Task
Every line below that mentions the word "плановый" should be copied out.

Data section
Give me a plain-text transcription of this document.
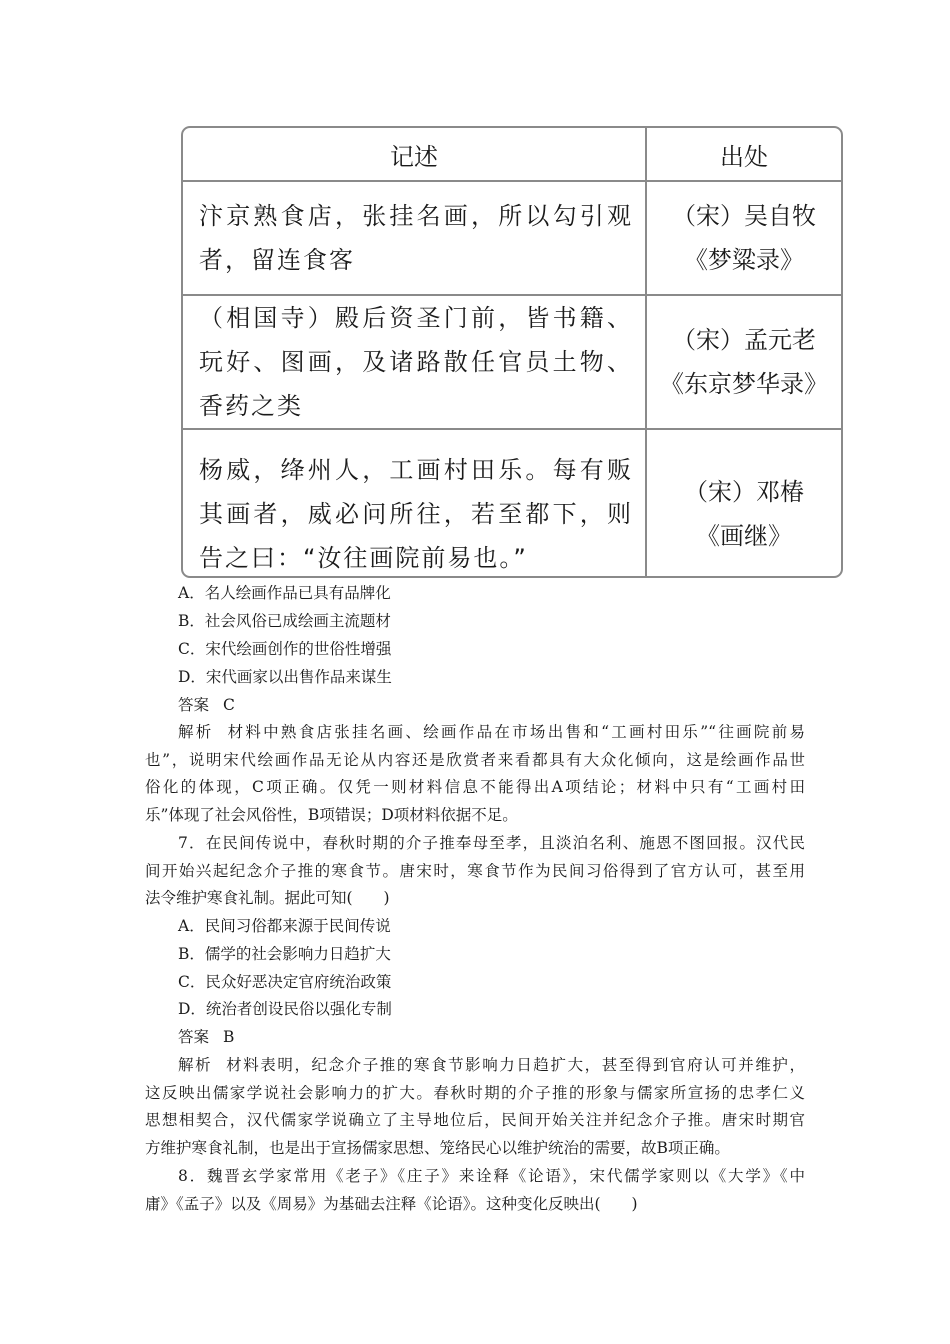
记述	出处
汴京熟食店，张挂名画，所以勾引观者，留连食客	（宋）吴自牧
《梦粱录》

（相国寺）殿后资圣门前，皆书籍、玩好、图画，及诸路散任官员土物、香药之类	（宋）孟元老
《东京梦华录》

杨威，绛州人，工画村田乐。每有贩其画者，威必问所往，若至都下，则告之曰：“汝往画院前易也。”	（宋）邓椿
《画继》
A．名人绘画作品已具有品牌化
B．社会风俗已成绘画主流题材
C．宋代绘画创作的世俗性增强
D．宋代画家以出售作品来谋生
答案 C
解析 材料中熟食店张挂名画、绘画作品在市场出售和“工画村田乐”“往画院前易
也”，说明宋代绘画作品无论从内容还是欣赏者来看都具有大众化倾向，这是绘画作品世
俗化的体现，C项正确。仅凭一则材料信息不能得出A项结论；材料中只有“工画村田
乐”体现了社会风俗性，B项错误；D项材料依据不足。
7．在民间传说中，春秋时期的介子推奉母至孝，且淡泊名利、施恩不图回报。汉代民
间开始兴起纪念介子推的寒食节。唐宋时，寒食节作为民间习俗得到了官方认可，甚至用
法令维护寒食礼制。据此可知(　　)
A．民间习俗都来源于民间传说
B．儒学的社会影响力日趋扩大
C．民众好恶决定官府统治政策
D．统治者创设民俗以强化专制
答案 B
解析 材料表明，纪念介子推的寒食节影响力日趋扩大，甚至得到官府认可并维护，
这反映出儒家学说社会影响力的扩大。春秋时期的介子推的形象与儒家所宣扬的忠孝仁义
思想相契合，汉代儒家学说确立了主导地位后，民间开始关注并纪念介子推。唐宋时期官
方维护寒食礼制，也是出于宣扬儒家思想、笼络民心以维护统治的需要，故B项正确。
8．魏晋玄学家常用《老子》《庄子》来诠释《论语》，宋代儒学家则以《大学》《中
庸》《孟子》以及《周易》为基础去注释《论语》。这种变化反映出(　　)
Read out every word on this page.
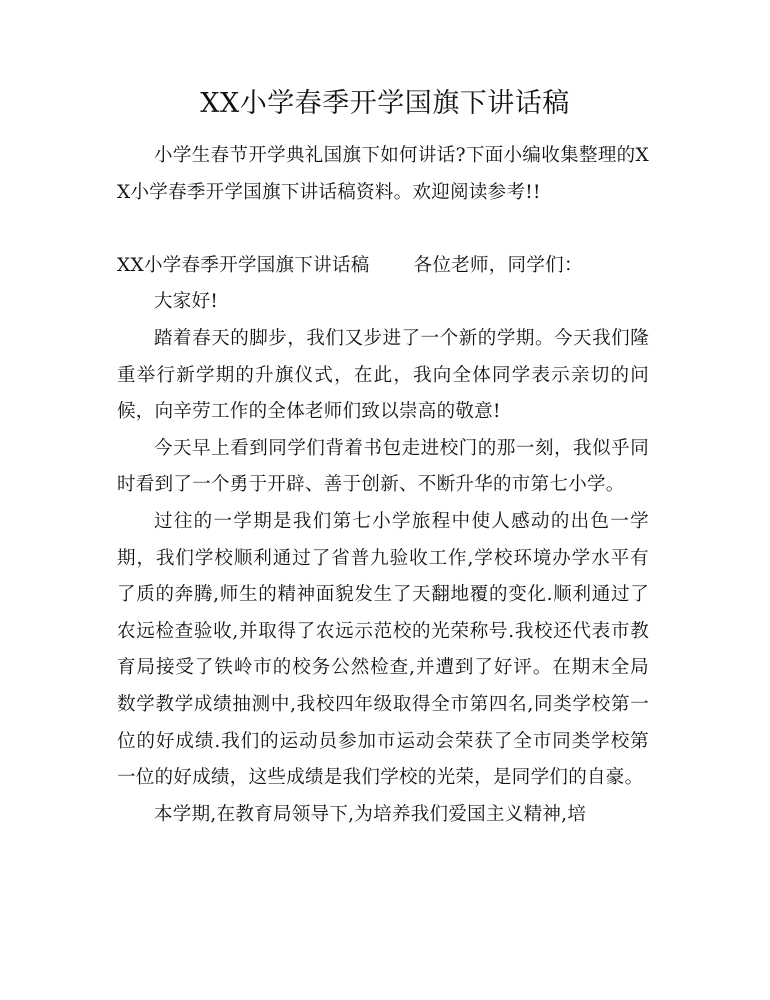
XX小学春季开学国旗下讲话稿

小学生春节开学典礼国旗下如何讲话?下面小编收集整理的XX小学春季开学国旗下讲话稿资料。欢迎阅读参考!!

XX小学春季开学国旗下讲话稿 各位老师，同学们：

大家好!

踏着春天的脚步，我们又步进了一个新的学期。今天我们隆重举行新学期的升旗仪式，在此，我向全体同学表示亲切的问候，向辛劳工作的全体老师们致以崇高的敬意!

今天早上看到同学们背着书包走进校门的那一刻，我似乎同时看到了一个勇于开辟、善于创新、不断升华的市第七小学。

过往的一学期是我们第七小学旅程中使人感动的出色一学期，我们学校顺利通过了省普九验收工作,学校环境办学水平有了质的奔腾,师生的精神面貌发生了天翻地覆的变化.顺利通过了农远检查验收,并取得了农远示范校的光荣称号.我校还代表市教育局接受了铁岭市的校务公然检查,并遭到了好评。在期末全局数学教学成绩抽测中,我校四年级取得全市第四名,同类学校第一位的好成绩.我们的运动员参加市运动会荣获了全市同类学校第一位的好成绩，这些成绩是我们学校的光荣，是同学们的自豪。

本学期,在教育局领导下,为培养我们爱国主义精神,培
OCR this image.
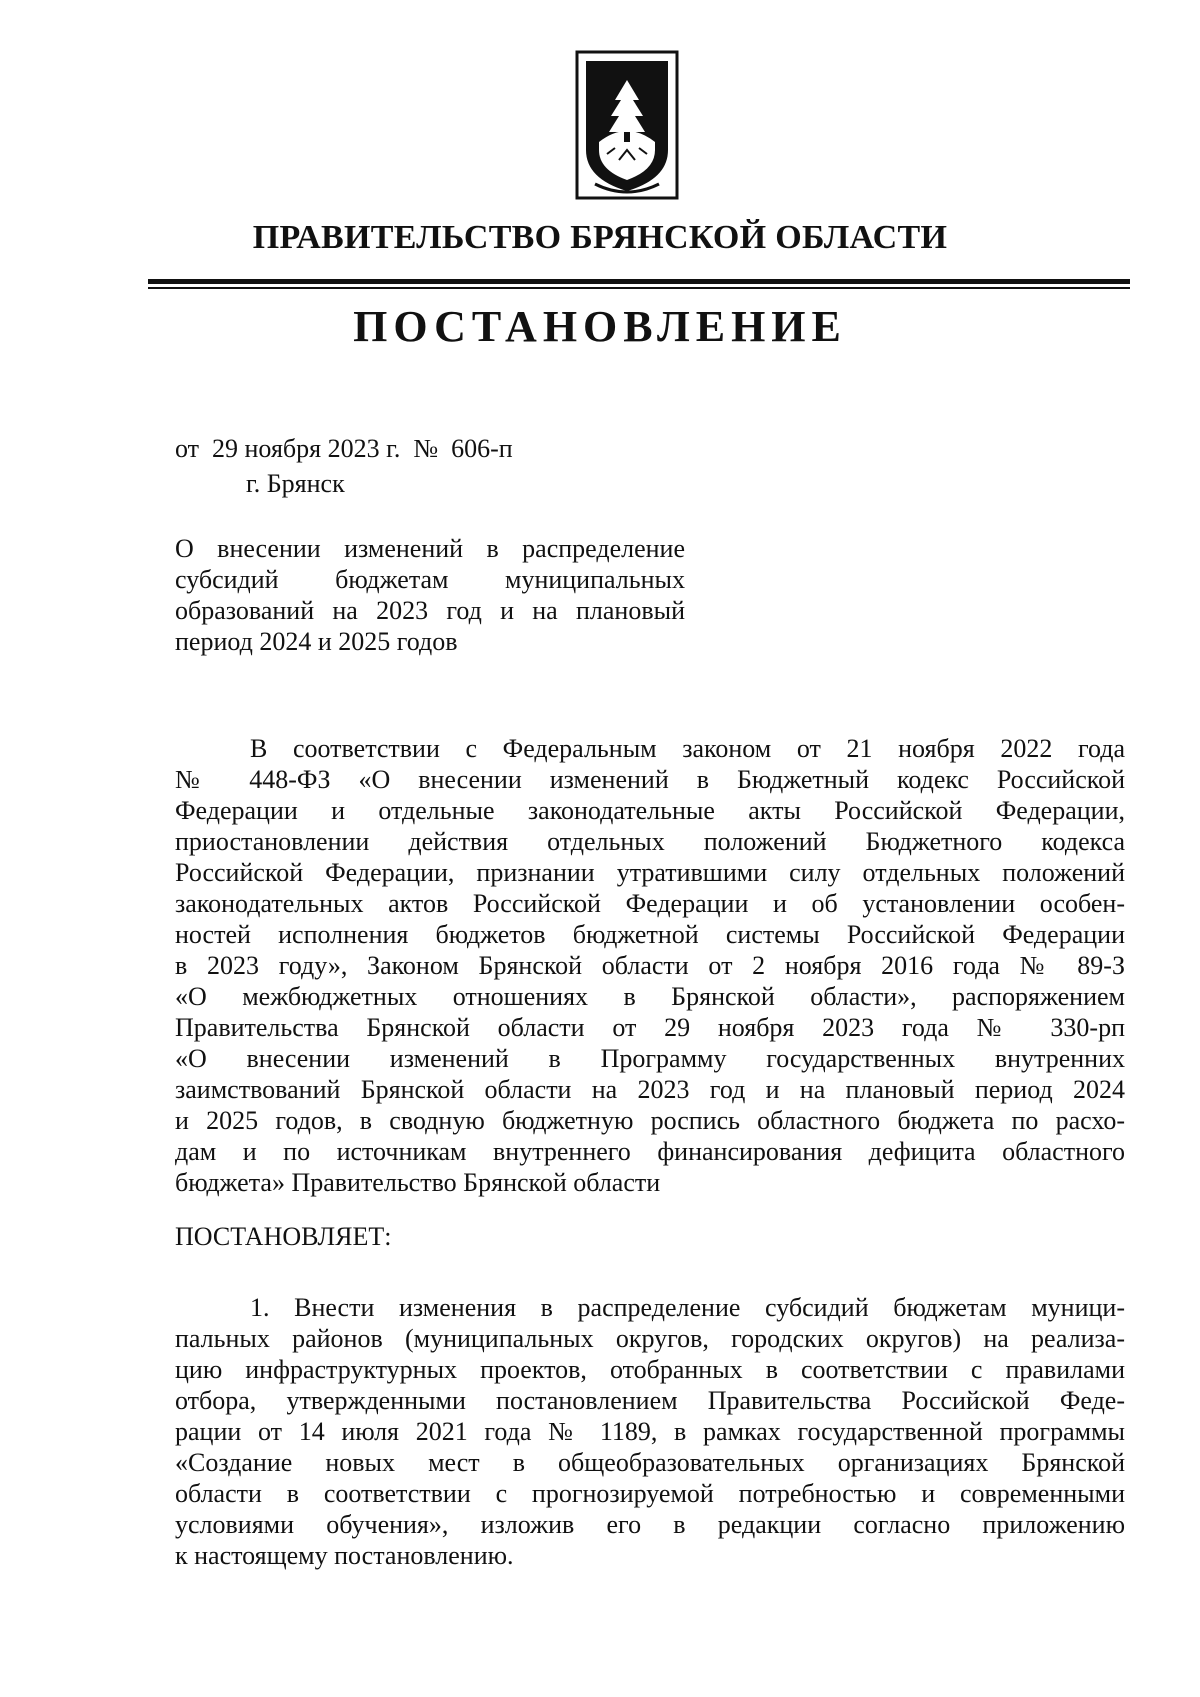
ПРАВИТЕЛЬСТВО БРЯНСКОЙ ОБЛАСТИ
ПОСТАНОВЛЕНИЕ
от  29 ноября 2023 г.  №  606-п
г. Брянск
О внесении изменений в распределение
субсидий бюджетам муниципальных
образований на 2023 год и на плановый
период 2024 и 2025 годов
В соответствии с Федеральным законом от 21 ноября 2022 года
№ 448-ФЗ «О внесении изменений в Бюджетный кодекс Российской
Федерации и отдельные законодательные акты Российской Федерации,
приостановлении действия отдельных положений Бюджетного кодекса
Российской Федерации, признании утратившими силу отдельных положений
законодательных актов Российской Федерации и об установлении особен-
ностей исполнения бюджетов бюджетной системы Российской Федерации
в 2023 году», Законом Брянской области от 2 ноября 2016 года № 89-З
«О межбюджетных отношениях в Брянской области», распоряжением
Правительства Брянской области от 29 ноября 2023 года № 330-рп
«О внесении изменений в Программу государственных внутренних
заимствований Брянской области на 2023 год и на плановый период 2024
и 2025 годов, в сводную бюджетную роспись областного бюджета по расхо-
дам и по источникам внутреннего финансирования дефицита областного
бюджета» Правительство Брянской области
ПОСТАНОВЛЯЕТ:
1. Внести изменения в распределение субсидий бюджетам муници-
пальных районов (муниципальных округов, городских округов) на реализа-
цию инфраструктурных проектов, отобранных в соответствии с правилами
отбора, утвержденными постановлением Правительства Российской Феде-
рации от 14 июля 2021 года № 1189, в рамках государственной программы
«Создание новых мест в общеобразовательных организациях Брянской
области в соответствии с прогнозируемой потребностью и современными
условиями обучения», изложив его в редакции согласно приложению
к настоящему постановлению.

Result of this exercise
образований на 2023 год и на плановый
заимствований Брянской области на 2023 год и на плановый период 2024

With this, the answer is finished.